Written task: Copy out the complete listing, word for word.

## start Dataset excerpts

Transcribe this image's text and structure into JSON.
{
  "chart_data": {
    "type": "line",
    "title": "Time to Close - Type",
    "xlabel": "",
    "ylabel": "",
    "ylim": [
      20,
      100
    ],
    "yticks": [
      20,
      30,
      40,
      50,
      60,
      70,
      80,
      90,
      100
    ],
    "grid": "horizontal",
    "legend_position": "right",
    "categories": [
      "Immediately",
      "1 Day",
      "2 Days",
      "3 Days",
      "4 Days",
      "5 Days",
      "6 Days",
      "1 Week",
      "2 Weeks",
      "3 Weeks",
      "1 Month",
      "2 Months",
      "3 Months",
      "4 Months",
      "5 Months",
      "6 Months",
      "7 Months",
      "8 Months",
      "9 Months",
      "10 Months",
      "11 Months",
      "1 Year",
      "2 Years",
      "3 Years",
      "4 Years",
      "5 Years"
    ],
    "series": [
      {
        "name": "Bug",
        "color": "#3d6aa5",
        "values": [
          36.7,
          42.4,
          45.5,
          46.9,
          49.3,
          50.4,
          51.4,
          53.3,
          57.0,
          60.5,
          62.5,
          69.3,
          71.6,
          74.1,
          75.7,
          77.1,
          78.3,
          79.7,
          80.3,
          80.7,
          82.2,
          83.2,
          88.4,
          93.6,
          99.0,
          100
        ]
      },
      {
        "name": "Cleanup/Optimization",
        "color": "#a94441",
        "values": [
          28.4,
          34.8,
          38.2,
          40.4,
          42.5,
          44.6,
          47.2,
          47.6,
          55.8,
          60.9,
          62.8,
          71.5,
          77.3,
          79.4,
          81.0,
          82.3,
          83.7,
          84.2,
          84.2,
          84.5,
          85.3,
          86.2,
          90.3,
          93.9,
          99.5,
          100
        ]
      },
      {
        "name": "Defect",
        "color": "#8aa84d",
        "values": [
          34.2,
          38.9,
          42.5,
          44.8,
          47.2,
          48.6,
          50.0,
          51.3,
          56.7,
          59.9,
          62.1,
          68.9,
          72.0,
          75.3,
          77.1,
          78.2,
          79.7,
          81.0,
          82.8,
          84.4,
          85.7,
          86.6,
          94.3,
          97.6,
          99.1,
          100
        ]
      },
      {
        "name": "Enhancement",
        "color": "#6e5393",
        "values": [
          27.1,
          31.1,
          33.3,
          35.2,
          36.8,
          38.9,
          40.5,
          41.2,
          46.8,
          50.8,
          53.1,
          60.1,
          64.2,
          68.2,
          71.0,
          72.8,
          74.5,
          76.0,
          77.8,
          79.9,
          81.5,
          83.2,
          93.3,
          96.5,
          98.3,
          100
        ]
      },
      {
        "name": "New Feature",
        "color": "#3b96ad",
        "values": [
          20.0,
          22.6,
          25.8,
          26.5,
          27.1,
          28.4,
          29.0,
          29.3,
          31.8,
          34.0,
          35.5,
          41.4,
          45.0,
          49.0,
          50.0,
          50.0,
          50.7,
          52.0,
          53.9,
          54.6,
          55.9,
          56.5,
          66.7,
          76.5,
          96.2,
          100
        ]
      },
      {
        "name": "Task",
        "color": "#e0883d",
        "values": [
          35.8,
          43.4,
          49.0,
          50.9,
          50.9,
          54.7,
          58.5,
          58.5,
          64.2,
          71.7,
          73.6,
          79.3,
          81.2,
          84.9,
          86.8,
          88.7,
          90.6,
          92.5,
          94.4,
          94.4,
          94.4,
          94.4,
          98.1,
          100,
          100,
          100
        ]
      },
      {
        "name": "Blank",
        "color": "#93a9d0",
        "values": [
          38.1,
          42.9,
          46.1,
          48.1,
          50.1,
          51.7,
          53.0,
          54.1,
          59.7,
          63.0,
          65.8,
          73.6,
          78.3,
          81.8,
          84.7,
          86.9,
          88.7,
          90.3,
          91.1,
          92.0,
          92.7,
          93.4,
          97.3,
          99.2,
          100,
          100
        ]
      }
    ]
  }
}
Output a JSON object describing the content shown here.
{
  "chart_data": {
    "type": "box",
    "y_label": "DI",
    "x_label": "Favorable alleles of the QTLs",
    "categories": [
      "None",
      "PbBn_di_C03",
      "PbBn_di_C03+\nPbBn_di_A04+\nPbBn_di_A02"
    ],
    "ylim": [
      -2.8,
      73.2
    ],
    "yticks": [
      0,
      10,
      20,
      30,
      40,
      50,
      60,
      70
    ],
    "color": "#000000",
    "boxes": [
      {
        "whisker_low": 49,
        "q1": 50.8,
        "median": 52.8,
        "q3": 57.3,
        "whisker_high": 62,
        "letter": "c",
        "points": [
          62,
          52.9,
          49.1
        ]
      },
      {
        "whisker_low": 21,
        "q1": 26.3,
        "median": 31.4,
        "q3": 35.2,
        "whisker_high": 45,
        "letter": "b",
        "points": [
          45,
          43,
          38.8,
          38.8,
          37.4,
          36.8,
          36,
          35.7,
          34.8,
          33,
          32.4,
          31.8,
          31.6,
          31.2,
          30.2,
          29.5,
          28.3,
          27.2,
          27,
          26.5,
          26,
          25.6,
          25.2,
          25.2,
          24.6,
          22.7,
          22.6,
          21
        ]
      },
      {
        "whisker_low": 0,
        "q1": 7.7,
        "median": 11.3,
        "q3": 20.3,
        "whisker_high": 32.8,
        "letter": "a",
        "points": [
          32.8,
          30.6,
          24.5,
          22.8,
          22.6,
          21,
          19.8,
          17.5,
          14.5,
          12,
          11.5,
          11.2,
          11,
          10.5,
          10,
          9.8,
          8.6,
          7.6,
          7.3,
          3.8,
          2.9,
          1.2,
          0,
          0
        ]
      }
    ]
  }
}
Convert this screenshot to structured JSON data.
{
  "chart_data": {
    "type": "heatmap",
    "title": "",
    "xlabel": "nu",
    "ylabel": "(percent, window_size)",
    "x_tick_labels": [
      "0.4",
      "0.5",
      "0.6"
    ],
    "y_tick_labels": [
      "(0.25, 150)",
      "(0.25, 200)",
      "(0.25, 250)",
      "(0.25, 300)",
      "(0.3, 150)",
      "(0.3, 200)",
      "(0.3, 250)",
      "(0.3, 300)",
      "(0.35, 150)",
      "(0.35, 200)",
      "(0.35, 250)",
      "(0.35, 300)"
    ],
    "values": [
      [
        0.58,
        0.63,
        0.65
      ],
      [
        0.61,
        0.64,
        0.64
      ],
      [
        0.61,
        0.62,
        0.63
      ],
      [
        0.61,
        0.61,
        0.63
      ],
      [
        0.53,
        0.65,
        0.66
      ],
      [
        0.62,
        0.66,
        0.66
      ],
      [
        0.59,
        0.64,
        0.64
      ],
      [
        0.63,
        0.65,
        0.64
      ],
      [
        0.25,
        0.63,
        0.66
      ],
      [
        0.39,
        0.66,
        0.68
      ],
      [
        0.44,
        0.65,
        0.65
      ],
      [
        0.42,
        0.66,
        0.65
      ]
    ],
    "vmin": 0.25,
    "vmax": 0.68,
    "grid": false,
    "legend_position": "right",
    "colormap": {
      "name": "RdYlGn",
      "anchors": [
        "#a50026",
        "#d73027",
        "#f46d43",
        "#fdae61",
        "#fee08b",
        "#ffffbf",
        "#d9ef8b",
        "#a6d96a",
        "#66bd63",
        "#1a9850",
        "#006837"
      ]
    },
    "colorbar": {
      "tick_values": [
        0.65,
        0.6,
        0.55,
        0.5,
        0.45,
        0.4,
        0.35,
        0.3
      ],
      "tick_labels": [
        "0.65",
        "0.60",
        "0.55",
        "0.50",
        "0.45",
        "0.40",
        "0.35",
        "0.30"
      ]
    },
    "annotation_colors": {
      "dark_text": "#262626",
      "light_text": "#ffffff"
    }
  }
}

## end Dataset excerpts

Final answer:
Transcribe this image's text and structure into JSON.
{
  "chart_data": {
    "type": "line",
    "title": "Time to Close - Type",
    "xlabel": "",
    "ylabel": "",
    "ylim": [
      20,
      100
    ],
    "yticks": [
      20,
      30,
      40,
      50,
      60,
      70,
      80,
      90,
      100
    ],
    "grid": "horizontal",
    "legend_position": "right",
    "categories": [
      "Immediately",
      "1 Day",
      "2 Days",
      "3 Days",
      "4 Days",
      "5 Days",
      "6 Days",
      "1 Week",
      "2 Weeks",
      "3 Weeks",
      "1 Month",
      "2 Months",
      "3 Months",
      "4 Months",
      "5 Months",
      "6 Months",
      "7 Months",
      "8 Months",
      "9 Months",
      "10 Months",
      "11 Months",
      "1 Year",
      "2 Years",
      "3 Years",
      "4 Years",
      "5 Years"
    ],
    "series": [
      {
        "name": "Bug",
        "color": "#3d6aa5",
        "values": [
          36.7,
          42.4,
          45.5,
          46.9,
          49.3,
          50.4,
          51.4,
          53.3,
          57.0,
          60.5,
          62.5,
          69.3,
          71.6,
          74.1,
          75.7,
          77.1,
          78.3,
          79.7,
          80.3,
          80.7,
          82.2,
          83.2,
          88.4,
          93.6,
          99.0,
          100
        ]
      },
      {
        "name": "Cleanup/Optimization",
        "color": "#a94441",
        "values": [
          28.4,
          34.8,
          38.2,
          40.4,
          42.5,
          44.6,
          47.2,
          47.6,
          55.8,
          60.9,
          62.8,
          71.5,
          77.3,
          79.4,
          81.0,
          82.3,
          83.7,
          84.2,
          84.2,
          84.5,
          85.3,
          86.2,
          90.3,
          93.9,
          99.5,
          100
        ]
      },
      {
        "name": "Defect",
        "color": "#8aa84d",
        "values": [
          34.2,
          38.9,
          42.5,
          44.8,
          47.2,
          48.6,
          50.0,
          51.3,
          56.7,
          59.9,
          62.1,
          68.9,
          72.0,
          75.3,
          77.1,
          78.2,
          79.7,
          81.0,
          82.8,
          84.4,
          85.7,
          86.6,
          94.3,
          97.6,
          99.1,
          100
        ]
      },
      {
        "name": "Enhancement",
        "color": "#6e5393",
        "values": [
          27.1,
          31.1,
          33.3,
          35.2,
          36.8,
          38.9,
          40.5,
          41.2,
          46.8,
          50.8,
          53.1,
          60.1,
          64.2,
          68.2,
          71.0,
          72.8,
          74.5,
          76.0,
          77.8,
          79.9,
          81.5,
          83.2,
          93.3,
          96.5,
          98.3,
          100
        ]
      },
      {
        "name": "New Feature",
        "color": "#3b96ad",
        "values": [
          20.0,
          22.6,
          25.8,
          26.5,
          27.1,
          28.4,
          29.0,
          29.3,
          31.8,
          34.0,
          35.5,
          41.4,
          45.0,
          49.0,
          50.0,
          50.0,
          50.7,
          52.0,
          53.9,
          54.6,
          55.9,
          56.5,
          66.7,
          76.5,
          96.2,
          100
        ]
      },
      {
        "name": "Task",
        "color": "#e0883d",
        "values": [
          35.8,
          43.4,
          49.0,
          50.9,
          50.9,
          54.7,
          58.5,
          58.5,
          64.2,
          71.7,
          73.6,
          79.3,
          81.2,
          84.9,
          86.8,
          88.7,
          90.6,
          92.5,
          94.4,
          94.4,
          94.4,
          94.4,
          98.1,
          100,
          100,
          100
        ]
      },
      {
        "name": "Blank",
        "color": "#93a9d0",
        "values": [
          38.1,
          42.9,
          46.1,
          48.1,
          50.1,
          51.7,
          53.0,
          54.1,
          59.7,
          63.0,
          65.8,
          73.6,
          78.3,
          81.8,
          84.7,
          86.9,
          88.7,
          90.3,
          91.1,
          92.0,
          92.7,
          93.4,
          97.3,
          99.2,
          100,
          100
        ]
      }
    ]
  }
}
Output a JSON object describing the content shown here.
{
  "chart_data": {
    "type": "box",
    "y_label": "DI",
    "x_label": "Favorable alleles of the QTLs",
    "categories": [
      "None",
      "PbBn_di_C03",
      "PbBn_di_C03+\nPbBn_di_A04+\nPbBn_di_A02"
    ],
    "ylim": [
      -2.8,
      73.2
    ],
    "yticks": [
      0,
      10,
      20,
      30,
      40,
      50,
      60,
      70
    ],
    "color": "#000000",
    "boxes": [
      {
        "whisker_low": 49,
        "q1": 50.8,
        "median": 52.8,
        "q3": 57.3,
        "whisker_high": 62,
        "letter": "c",
        "points": [
          62,
          52.9,
          49.1
        ]
      },
      {
        "whisker_low": 21,
        "q1": 26.3,
        "median": 31.4,
        "q3": 35.2,
        "whisker_high": 45,
        "letter": "b",
        "points": [
          45,
          43,
          38.8,
          38.8,
          37.4,
          36.8,
          36,
          35.7,
          34.8,
          33,
          32.4,
          31.8,
          31.6,
          31.2,
          30.2,
          29.5,
          28.3,
          27.2,
          27,
          26.5,
          26,
          25.6,
          25.2,
          25.2,
          24.6,
          22.7,
          22.6,
          21
        ]
      },
      {
        "whisker_low": 0,
        "q1": 7.7,
        "median": 11.3,
        "q3": 20.3,
        "whisker_high": 32.8,
        "letter": "a",
        "points": [
          32.8,
          30.6,
          24.5,
          22.8,
          22.6,
          21,
          19.8,
          17.5,
          14.5,
          12,
          11.5,
          11.2,
          11,
          10.5,
          10,
          9.8,
          8.6,
          7.6,
          7.3,
          3.8,
          2.9,
          1.2,
          0,
          0
        ]
      }
    ]
  }
}
Convert this screenshot to structured JSON data.
{
  "chart_data": {
    "type": "heatmap",
    "title": "",
    "xlabel": "nu",
    "ylabel": "(percent, window_size)",
    "x_tick_labels": [
      "0.4",
      "0.5",
      "0.6"
    ],
    "y_tick_labels": [
      "(0.25, 150)",
      "(0.25, 200)",
      "(0.25, 250)",
      "(0.25, 300)",
      "(0.3, 150)",
      "(0.3, 200)",
      "(0.3, 250)",
      "(0.3, 300)",
      "(0.35, 150)",
      "(0.35, 200)",
      "(0.35, 250)",
      "(0.35, 300)"
    ],
    "values": [
      [
        0.58,
        0.63,
        0.65
      ],
      [
        0.61,
        0.64,
        0.64
      ],
      [
        0.61,
        0.62,
        0.63
      ],
      [
        0.61,
        0.61,
        0.63
      ],
      [
        0.53,
        0.65,
        0.66
      ],
      [
        0.62,
        0.66,
        0.66
      ],
      [
        0.59,
        0.64,
        0.64
      ],
      [
        0.63,
        0.65,
        0.64
      ],
      [
        0.25,
        0.63,
        0.66
      ],
      [
        0.39,
        0.66,
        0.68
      ],
      [
        0.44,
        0.65,
        0.65
      ],
      [
        0.42,
        0.66,
        0.65
      ]
    ],
    "vmin": 0.25,
    "vmax": 0.68,
    "grid": false,
    "legend_position": "right",
    "colormap": {
      "name": "RdYlGn",
      "anchors": [
        "#a50026",
        "#d73027",
        "#f46d43",
        "#fdae61",
        "#fee08b",
        "#ffffbf",
        "#d9ef8b",
        "#a6d96a",
        "#66bd63",
        "#1a9850",
        "#006837"
      ]
    },
    "colorbar": {
      "tick_values": [
        0.65,
        0.6,
        0.55,
        0.5,
        0.45,
        0.4,
        0.35,
        0.3
      ],
      "tick_labels": [
        "0.65",
        "0.60",
        "0.55",
        "0.50",
        "0.45",
        "0.40",
        "0.35",
        "0.30"
      ]
    },
    "annotation_colors": {
      "dark_text": "#262626",
      "light_text": "#ffffff"
    }
  }
}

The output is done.